- Material
──────

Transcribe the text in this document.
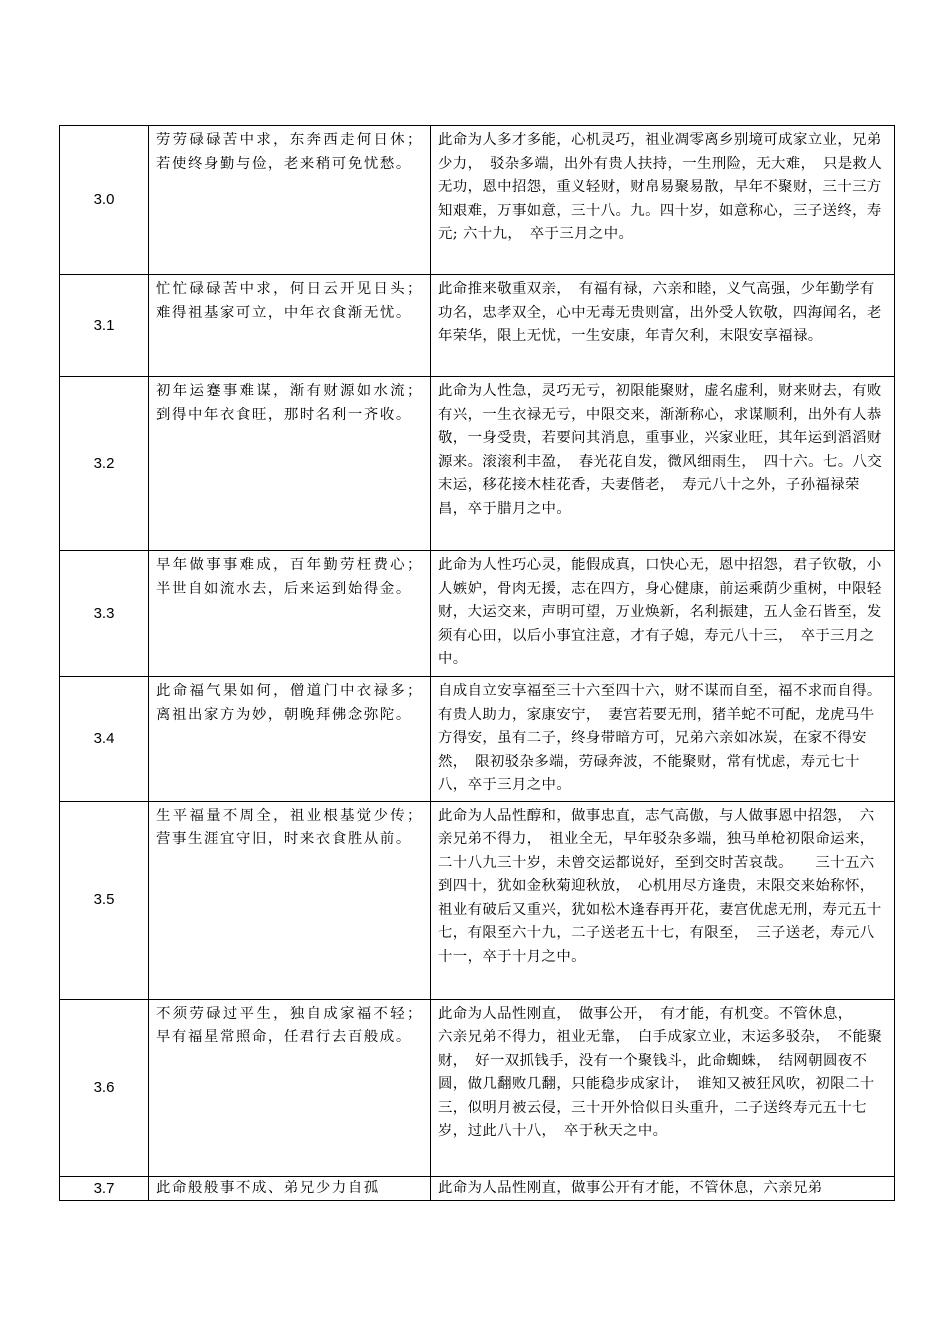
3.0	劳劳碌碌苦中求，东奔西走何日休；若使终身勤与俭，老来稍可免忧愁。	此命为人多才多能，心机灵巧，祖业凋零离乡别境可成家立业，兄弟少力，　驳杂多端，出外有贵人扶持，一生刑险，无大难，　只是救人无功，恩中招怨，重义轻财，财帛易聚易散，早年不聚财，三十三方知艰难，万事如意，三十八。九。四十岁，如意称心，三子送终，寿元; 六十九，　卒于三月之中。
3.1	忙忙碌碌苦中求，何日云开见日头；难得祖基家可立，中年衣食渐无忧。	此命推来敬重双亲，　有福有禄，六亲和睦，义气高强，少年勤学有功名，忠孝双全，心中无毒无贵则富，出外受人钦敬，四海闻名，老年荣华，限上无忧，一生安康，年青欠利，末限安享福禄。
3.2	初年运蹇事难谋，渐有财源如水流；到得中年衣食旺，那时名利一齐收。	此命为人性急，灵巧无亏，初限能聚财，虚名虚利，财来财去，有败有兴，一生衣禄无亏，中限交来，渐渐称心，求谋顺利，出外有人恭敬，一身受贵，若要问其消息，重事业，兴家业旺，其年运到滔滔财源来。滚滚利丰盈，　春光花自发，微风细雨生，　四十六。七。八交末运，移花接木桂花香，夫妻偕老，　寿元八十之外，子孙福禄荣昌，卒于腊月之中。
3.3	早年做事事难成，百年勤劳枉费心；半世自如流水去，后来运到始得金。	此命为人性巧心灵，能假成真，口快心无，恩中招怨，君子钦敬，小人嫉妒，骨肉无援，志在四方，身心健康，前运乘荫少重树，中限轻财，大运交来，声明可望，万业焕新，名利振建，五人金石皆至，发须有心田，以后小事宜注意，才有子媳，寿元八十三，　卒于三月之中。
3.4	此命福气果如何，僧道门中衣禄多；离祖出家方为妙，朝晚拜佛念弥陀。	自成自立安享福至三十六至四十六，财不谋而自至，福不求而自得。有贵人助力，家康安宁，　妻宫若要无刑，猪羊蛇不可配，龙虎马牛方得安，虽有二子，终身带暗方可，兄弟六亲如冰炭，在家不得安然，　限初驳杂多端，劳碌奔波，不能聚财，常有忧虑，寿元七十八，卒于三月之中。
3.5	生平福量不周全，祖业根基觉少传；营事生涯宜守旧，时来衣食胜从前。	此命为人品性醇和，做事忠直，志气高傲，与人做事恩中招怨，　六亲兄弟不得力，　祖业全无，早年驳杂多端，独马单枪初限命运来，二十八九三十岁，未曾交运都说好，至到交时苦哀哉。　　三十五六到四十，犹如金秋菊迎秋放，　心机用尽方逢贵，末限交来始称怀，祖业有破后又重兴，犹如松木逢春再开花，妻宫优虑无刑，寿元五十七，有限至六十九，二子送老五十七，有限至，　三子送老，寿元八十一，卒于十月之中。
3.6	不须劳碌过平生，独自成家福不轻；早有福星常照命，任君行去百般成。	此命为人品性刚直，　做事公开，　有才能，有机变。不管休息，　　六亲兄弟不得力，祖业无靠，　白手成家立业，末运多驳杂，　不能聚财，　好一双抓钱手，没有一个聚钱斗，此命蜘蛛，　结网朝圆夜不圆，做几翻败几翻，只能稳步成家计，　谁知又被狂风吹，初限二十三，似明月被云侵，三十开外恰似日头重升，二子送终寿元五十七岁，过此八十八，　卒于秋天之中。
3.7	此命般般事不成、弟兄少力自孤	此命为人品性刚直，做事公开有才能，不管休息，六亲兄弟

──────

- Task directions
Extract from the data every line where "不管休息" shows up.

- Answer
3.6	不须劳碌过平生，独自成家福不轻；早有福星常照命，任君行去百般成。	此命为人品性刚直，　做事公开，　有才能，有机变。不管休息，　　六亲兄弟不得力，祖业无靠，　白手成家立业，末运多驳杂，　不能聚财，　好一双抓钱手，没有一个聚钱斗，此命蜘蛛，　结网朝圆夜不圆，做几翻败几翻，只能稳步成家计，　谁知又被狂风吹，初限二十三，似明月被云侵，三十开外恰似日头重升，二子送终寿元五十七岁，过此八十八，　卒于秋天之中。
3.7	此命般般事不成、弟兄少力自孤	此命为人品性刚直，做事公开有才能，不管休息，六亲兄弟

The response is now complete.